Dataset excerpts
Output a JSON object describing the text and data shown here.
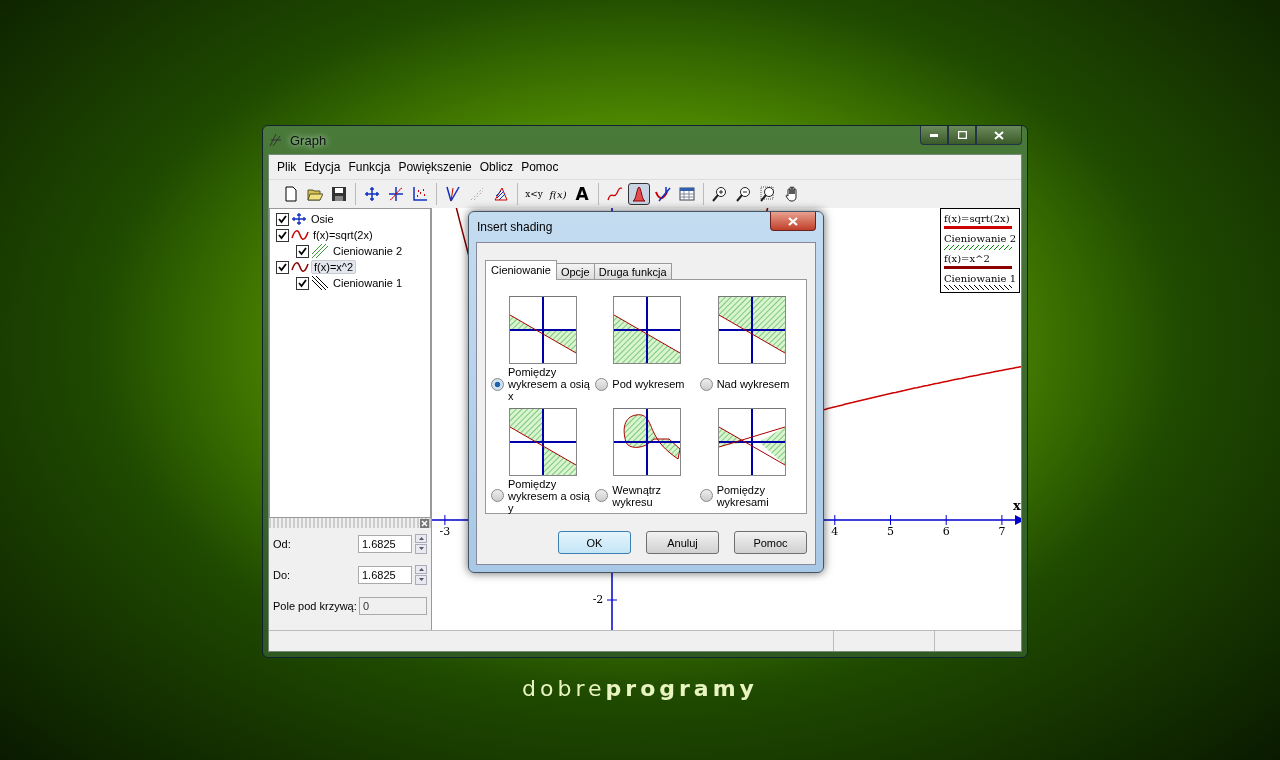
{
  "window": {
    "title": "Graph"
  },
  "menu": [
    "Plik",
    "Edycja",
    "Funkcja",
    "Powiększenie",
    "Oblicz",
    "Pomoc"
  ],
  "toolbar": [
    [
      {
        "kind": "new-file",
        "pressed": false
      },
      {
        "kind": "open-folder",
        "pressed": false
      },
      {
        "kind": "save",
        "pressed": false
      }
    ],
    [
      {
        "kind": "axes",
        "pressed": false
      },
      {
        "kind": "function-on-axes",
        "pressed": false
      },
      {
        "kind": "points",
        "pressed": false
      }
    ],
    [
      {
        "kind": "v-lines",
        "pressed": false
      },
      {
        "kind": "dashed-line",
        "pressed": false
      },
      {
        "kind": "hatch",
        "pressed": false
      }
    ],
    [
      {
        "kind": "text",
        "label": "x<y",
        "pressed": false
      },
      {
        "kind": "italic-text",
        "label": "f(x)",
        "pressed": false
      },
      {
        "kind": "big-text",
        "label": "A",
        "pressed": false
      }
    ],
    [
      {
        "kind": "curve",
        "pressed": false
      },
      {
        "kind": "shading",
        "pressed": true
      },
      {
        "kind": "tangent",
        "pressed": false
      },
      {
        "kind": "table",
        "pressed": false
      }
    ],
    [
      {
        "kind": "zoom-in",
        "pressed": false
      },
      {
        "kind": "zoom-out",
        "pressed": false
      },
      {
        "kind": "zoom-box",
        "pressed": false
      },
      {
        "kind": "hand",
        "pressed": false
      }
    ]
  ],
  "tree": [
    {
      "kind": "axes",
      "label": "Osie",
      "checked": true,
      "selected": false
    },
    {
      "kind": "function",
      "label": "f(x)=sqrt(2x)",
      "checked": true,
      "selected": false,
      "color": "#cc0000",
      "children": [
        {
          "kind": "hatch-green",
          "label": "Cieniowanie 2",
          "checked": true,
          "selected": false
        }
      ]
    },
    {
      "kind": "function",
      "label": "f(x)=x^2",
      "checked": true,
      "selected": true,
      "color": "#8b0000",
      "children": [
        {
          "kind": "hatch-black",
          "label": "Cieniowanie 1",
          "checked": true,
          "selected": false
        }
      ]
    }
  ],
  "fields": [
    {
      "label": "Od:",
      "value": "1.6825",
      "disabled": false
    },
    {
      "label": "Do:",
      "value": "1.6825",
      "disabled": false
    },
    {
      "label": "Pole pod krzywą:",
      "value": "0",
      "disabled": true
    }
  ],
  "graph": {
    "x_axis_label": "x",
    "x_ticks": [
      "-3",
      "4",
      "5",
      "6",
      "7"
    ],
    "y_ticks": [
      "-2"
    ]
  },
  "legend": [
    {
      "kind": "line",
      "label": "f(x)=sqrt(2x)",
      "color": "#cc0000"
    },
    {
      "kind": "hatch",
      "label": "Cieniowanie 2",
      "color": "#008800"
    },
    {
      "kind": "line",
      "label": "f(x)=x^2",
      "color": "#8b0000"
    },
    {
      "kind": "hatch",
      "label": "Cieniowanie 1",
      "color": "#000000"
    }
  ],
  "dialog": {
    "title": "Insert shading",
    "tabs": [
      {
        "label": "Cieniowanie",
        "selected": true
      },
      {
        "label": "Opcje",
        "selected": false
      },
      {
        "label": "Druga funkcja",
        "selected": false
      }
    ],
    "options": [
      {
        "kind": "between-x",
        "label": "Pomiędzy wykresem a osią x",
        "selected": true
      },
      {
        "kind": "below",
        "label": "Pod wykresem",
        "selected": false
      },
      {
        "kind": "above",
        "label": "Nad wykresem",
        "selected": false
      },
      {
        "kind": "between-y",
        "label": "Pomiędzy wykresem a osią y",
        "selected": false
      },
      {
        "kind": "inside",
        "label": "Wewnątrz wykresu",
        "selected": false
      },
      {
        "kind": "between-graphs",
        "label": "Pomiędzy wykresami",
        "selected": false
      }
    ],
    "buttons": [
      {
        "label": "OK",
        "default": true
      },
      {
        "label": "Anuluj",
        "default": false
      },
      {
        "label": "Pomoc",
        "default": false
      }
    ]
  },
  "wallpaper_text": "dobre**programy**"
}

▶ _Exercise description_: Write the listing out a second time exactly, dropping all images.

▶ _Exercise solution_:
Output a JSON object describing the text and data shown here.
{
  "window": {
    "title": "Graph"
  },
  "menu": [
    "Plik",
    "Edycja",
    "Funkcja",
    "Powiększenie",
    "Oblicz",
    "Pomoc"
  ],
  "toolbar": [
    [
      {
        "kind": "new-file",
        "pressed": false
      },
      {
        "kind": "open-folder",
        "pressed": false
      },
      {
        "kind": "save",
        "pressed": false
      }
    ],
    [
      {
        "kind": "axes",
        "pressed": false
      },
      {
        "kind": "function-on-axes",
        "pressed": false
      },
      {
        "kind": "points",
        "pressed": false
      }
    ],
    [
      {
        "kind": "v-lines",
        "pressed": false
      },
      {
        "kind": "dashed-line",
        "pressed": false
      },
      {
        "kind": "hatch",
        "pressed": false
      }
    ],
    [
      {
        "kind": "text",
        "label": "x<y",
        "pressed": false
      },
      {
        "kind": "italic-text",
        "label": "f(x)",
        "pressed": false
      },
      {
        "kind": "big-text",
        "label": "A",
        "pressed": false
      }
    ],
    [
      {
        "kind": "curve",
        "pressed": false
      },
      {
        "kind": "shading",
        "pressed": true
      },
      {
        "kind": "tangent",
        "pressed": false
      },
      {
        "kind": "table",
        "pressed": false
      }
    ],
    [
      {
        "kind": "zoom-in",
        "pressed": false
      },
      {
        "kind": "zoom-out",
        "pressed": false
      },
      {
        "kind": "zoom-box",
        "pressed": false
      },
      {
        "kind": "hand",
        "pressed": false
      }
    ]
  ],
  "tree": [
    {
      "kind": "axes",
      "label": "Osie",
      "checked": true,
      "selected": false
    },
    {
      "kind": "function",
      "label": "f(x)=sqrt(2x)",
      "checked": true,
      "selected": false,
      "color": "#cc0000",
      "children": [
        {
          "kind": "hatch-green",
          "label": "Cieniowanie 2",
          "checked": true,
          "selected": false
        }
      ]
    },
    {
      "kind": "function",
      "label": "f(x)=x^2",
      "checked": true,
      "selected": true,
      "color": "#8b0000",
      "children": [
        {
          "kind": "hatch-black",
          "label": "Cieniowanie 1",
          "checked": true,
          "selected": false
        }
      ]
    }
  ],
  "fields": [
    {
      "label": "Od:",
      "value": "1.6825",
      "disabled": false
    },
    {
      "label": "Do:",
      "value": "1.6825",
      "disabled": false
    },
    {
      "label": "Pole pod krzywą:",
      "value": "0",
      "disabled": true
    }
  ],
  "graph": {
    "x_axis_label": "x",
    "x_ticks": [
      "-3",
      "4",
      "5",
      "6",
      "7"
    ],
    "y_ticks": [
      "-2"
    ]
  },
  "legend": [
    {
      "kind": "line",
      "label": "f(x)=sqrt(2x)",
      "color": "#cc0000"
    },
    {
      "kind": "hatch",
      "label": "Cieniowanie 2",
      "color": "#008800"
    },
    {
      "kind": "line",
      "label": "f(x)=x^2",
      "color": "#8b0000"
    },
    {
      "kind": "hatch",
      "label": "Cieniowanie 1",
      "color": "#000000"
    }
  ],
  "dialog": {
    "title": "Insert shading",
    "tabs": [
      {
        "label": "Cieniowanie",
        "selected": true
      },
      {
        "label": "Opcje",
        "selected": false
      },
      {
        "label": "Druga funkcja",
        "selected": false
      }
    ],
    "options": [
      {
        "kind": "between-x",
        "label": "Pomiędzy wykresem a osią x",
        "selected": true
      },
      {
        "kind": "below",
        "label": "Pod wykresem",
        "selected": false
      },
      {
        "kind": "above",
        "label": "Nad wykresem",
        "selected": false
      },
      {
        "kind": "between-y",
        "label": "Pomiędzy wykresem a osią y",
        "selected": false
      },
      {
        "kind": "inside",
        "label": "Wewnątrz wykresu",
        "selected": false
      },
      {
        "kind": "between-graphs",
        "label": "Pomiędzy wykresami",
        "selected": false
      }
    ],
    "buttons": [
      {
        "label": "OK",
        "default": true
      },
      {
        "label": "Anuluj",
        "default": false
      },
      {
        "label": "Pomoc",
        "default": false
      }
    ]
  },
  "wallpaper_text": "dobre**programy**"
}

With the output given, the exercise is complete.